┏━━

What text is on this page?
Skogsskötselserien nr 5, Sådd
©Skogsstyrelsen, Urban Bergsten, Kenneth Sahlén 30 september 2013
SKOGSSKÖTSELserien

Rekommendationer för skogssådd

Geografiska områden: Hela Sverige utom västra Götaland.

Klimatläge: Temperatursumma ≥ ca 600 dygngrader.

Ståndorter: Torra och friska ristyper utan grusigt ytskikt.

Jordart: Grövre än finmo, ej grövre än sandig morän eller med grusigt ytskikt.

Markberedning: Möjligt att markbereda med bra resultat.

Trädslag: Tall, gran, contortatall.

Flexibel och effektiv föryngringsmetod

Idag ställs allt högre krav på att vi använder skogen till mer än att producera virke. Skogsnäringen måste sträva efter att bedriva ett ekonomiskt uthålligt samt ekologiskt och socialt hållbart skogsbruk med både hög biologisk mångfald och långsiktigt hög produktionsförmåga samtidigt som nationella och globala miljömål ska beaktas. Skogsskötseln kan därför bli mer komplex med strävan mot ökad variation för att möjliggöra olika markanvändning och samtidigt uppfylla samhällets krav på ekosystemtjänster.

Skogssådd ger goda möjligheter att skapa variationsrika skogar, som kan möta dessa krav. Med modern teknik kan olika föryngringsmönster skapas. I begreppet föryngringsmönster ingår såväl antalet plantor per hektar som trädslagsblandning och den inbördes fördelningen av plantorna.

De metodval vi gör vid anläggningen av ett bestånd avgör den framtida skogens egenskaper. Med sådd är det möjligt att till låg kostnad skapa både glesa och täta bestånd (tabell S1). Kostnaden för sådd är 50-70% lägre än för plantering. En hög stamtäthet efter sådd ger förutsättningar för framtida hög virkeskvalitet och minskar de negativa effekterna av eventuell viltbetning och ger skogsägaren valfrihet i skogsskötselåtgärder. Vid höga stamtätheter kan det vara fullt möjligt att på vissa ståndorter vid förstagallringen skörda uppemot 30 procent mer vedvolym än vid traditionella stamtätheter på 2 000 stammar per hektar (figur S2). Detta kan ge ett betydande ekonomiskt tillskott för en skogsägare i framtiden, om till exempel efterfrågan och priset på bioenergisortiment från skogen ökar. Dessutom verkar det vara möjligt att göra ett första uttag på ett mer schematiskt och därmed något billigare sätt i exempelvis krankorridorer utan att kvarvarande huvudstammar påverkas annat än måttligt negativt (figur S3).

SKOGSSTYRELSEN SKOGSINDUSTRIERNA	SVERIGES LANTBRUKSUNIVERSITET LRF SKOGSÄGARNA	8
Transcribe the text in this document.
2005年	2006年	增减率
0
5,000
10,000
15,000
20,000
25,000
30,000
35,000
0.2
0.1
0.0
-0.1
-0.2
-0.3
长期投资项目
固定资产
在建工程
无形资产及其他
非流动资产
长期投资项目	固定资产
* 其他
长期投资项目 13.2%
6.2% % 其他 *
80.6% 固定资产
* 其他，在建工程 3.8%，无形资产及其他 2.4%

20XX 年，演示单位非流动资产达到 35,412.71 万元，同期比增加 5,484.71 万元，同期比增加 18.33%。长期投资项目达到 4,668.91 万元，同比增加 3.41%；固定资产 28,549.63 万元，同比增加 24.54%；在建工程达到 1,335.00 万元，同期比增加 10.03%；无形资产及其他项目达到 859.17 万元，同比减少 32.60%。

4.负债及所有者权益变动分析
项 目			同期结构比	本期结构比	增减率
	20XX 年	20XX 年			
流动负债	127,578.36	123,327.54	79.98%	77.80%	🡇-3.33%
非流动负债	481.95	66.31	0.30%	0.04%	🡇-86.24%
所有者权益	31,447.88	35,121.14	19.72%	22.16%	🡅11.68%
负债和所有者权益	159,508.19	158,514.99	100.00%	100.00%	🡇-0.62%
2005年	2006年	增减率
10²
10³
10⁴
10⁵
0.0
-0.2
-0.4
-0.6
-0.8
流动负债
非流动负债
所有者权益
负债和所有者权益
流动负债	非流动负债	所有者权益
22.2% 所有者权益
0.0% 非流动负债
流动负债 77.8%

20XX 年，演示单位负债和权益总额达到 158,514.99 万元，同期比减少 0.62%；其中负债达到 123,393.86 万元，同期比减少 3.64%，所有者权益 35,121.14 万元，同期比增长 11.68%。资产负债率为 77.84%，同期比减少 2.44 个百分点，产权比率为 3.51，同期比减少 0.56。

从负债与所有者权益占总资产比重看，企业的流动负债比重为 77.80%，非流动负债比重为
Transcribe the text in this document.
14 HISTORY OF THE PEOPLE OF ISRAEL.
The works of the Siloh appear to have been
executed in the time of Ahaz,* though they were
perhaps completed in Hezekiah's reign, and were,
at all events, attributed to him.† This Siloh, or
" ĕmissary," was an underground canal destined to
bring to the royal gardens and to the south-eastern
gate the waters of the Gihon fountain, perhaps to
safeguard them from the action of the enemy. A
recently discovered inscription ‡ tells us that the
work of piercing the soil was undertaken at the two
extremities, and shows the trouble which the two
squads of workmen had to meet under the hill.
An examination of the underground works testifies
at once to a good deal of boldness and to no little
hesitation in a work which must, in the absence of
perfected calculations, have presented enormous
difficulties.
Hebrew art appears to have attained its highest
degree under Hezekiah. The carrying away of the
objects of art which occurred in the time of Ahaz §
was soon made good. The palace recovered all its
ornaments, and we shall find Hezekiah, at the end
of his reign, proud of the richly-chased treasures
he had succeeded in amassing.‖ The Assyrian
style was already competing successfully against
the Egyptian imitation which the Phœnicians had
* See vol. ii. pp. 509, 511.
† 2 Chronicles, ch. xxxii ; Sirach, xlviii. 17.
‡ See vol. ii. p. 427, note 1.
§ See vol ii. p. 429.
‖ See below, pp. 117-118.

┗━━

Provide only the number of lines in the entries that hold the word "固定资产".

> [FINAL RESULT]
4